# WHAT IS BEING ASKED:
Determine the number of lines containing the word "this". Reply with it and nothing else.

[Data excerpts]
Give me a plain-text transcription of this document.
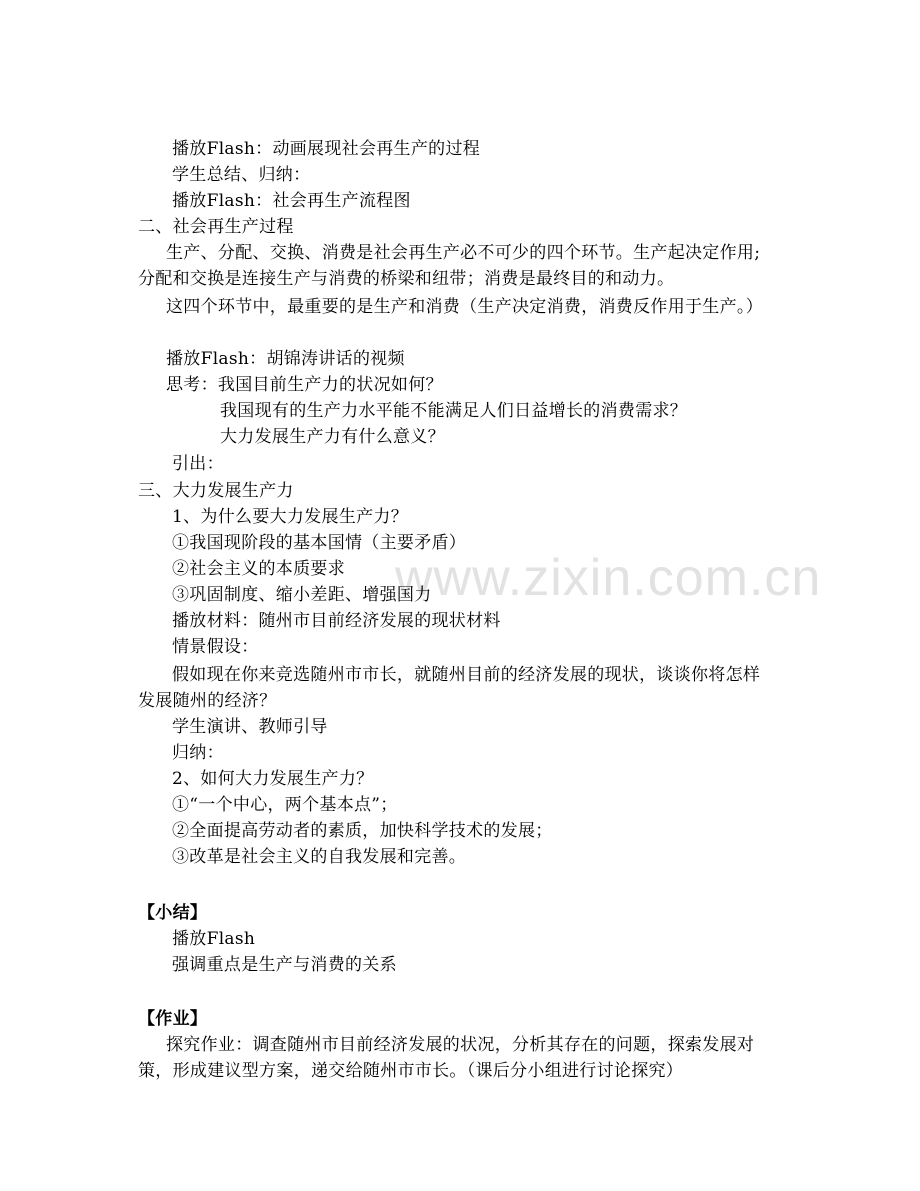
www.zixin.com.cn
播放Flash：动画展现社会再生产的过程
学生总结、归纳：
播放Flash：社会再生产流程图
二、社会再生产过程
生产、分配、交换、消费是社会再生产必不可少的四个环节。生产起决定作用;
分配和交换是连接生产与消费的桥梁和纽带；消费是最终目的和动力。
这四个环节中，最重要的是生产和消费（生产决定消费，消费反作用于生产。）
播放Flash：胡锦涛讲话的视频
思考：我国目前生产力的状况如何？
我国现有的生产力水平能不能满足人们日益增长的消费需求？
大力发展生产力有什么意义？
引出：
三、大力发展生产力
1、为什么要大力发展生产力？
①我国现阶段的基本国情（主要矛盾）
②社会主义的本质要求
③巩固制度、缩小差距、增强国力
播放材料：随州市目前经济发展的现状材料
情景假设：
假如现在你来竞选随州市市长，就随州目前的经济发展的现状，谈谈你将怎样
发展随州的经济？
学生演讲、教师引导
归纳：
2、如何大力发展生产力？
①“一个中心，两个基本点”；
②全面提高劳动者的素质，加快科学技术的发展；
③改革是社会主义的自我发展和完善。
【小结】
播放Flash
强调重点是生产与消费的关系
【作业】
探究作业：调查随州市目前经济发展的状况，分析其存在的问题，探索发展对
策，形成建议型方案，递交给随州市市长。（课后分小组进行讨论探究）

...

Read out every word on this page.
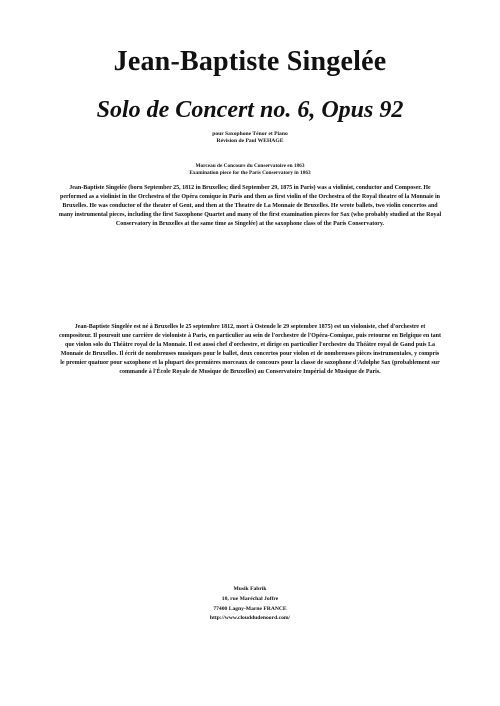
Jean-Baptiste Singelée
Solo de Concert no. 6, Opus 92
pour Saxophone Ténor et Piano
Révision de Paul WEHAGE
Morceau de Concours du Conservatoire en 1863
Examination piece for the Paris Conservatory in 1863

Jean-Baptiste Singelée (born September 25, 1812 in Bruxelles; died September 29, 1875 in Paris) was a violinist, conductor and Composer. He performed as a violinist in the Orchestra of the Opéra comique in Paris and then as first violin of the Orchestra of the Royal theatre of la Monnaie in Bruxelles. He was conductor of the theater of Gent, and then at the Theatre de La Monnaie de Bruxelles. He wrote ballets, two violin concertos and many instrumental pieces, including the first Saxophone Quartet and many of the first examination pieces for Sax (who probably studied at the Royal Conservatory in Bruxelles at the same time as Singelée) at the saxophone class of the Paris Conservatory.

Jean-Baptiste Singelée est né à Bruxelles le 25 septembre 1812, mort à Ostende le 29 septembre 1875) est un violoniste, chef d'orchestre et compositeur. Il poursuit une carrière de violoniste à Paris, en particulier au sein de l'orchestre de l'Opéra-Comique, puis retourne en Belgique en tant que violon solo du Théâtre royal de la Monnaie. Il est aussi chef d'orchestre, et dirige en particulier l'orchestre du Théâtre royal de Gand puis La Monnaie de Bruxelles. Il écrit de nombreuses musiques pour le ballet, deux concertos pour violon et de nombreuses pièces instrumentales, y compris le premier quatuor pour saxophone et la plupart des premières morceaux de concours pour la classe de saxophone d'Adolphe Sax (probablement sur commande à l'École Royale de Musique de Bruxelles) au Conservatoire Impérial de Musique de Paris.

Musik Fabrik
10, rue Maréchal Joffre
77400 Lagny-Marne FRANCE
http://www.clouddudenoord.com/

...

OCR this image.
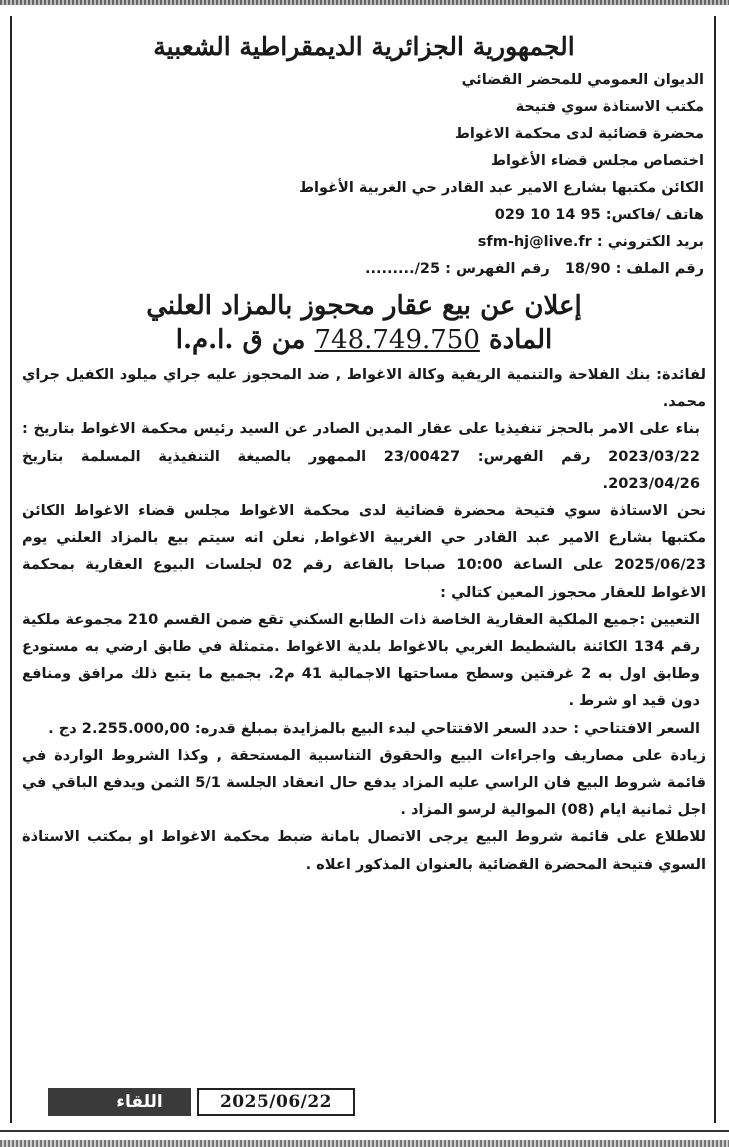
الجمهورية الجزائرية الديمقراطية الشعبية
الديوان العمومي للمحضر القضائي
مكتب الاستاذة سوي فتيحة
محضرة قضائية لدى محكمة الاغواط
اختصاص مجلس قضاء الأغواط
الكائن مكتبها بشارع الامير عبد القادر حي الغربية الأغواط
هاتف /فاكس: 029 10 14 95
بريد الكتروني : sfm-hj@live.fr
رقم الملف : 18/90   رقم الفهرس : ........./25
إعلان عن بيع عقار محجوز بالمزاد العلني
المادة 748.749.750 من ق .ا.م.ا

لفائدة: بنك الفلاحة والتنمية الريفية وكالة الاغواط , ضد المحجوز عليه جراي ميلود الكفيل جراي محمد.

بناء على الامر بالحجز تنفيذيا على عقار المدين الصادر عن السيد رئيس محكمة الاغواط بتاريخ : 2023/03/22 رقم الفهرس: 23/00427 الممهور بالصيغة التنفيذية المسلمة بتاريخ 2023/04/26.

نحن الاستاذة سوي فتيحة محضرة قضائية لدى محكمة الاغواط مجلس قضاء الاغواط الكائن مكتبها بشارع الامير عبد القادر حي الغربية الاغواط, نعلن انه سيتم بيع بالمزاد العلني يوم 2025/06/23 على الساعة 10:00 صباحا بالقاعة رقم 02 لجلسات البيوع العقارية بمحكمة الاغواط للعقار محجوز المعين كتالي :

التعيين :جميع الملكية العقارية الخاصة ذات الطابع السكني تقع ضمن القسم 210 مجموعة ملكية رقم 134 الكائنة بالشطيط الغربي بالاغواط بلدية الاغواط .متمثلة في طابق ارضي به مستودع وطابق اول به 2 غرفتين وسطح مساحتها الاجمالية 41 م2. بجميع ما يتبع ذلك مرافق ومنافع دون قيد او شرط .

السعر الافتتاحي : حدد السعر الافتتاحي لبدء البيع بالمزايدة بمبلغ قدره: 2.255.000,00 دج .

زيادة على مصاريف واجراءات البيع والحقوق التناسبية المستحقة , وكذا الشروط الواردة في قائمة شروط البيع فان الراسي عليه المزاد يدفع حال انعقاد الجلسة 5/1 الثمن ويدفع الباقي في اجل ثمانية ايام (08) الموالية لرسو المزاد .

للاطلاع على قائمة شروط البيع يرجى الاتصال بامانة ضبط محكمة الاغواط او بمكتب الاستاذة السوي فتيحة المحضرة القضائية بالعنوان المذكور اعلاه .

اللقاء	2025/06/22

# REPLY:
3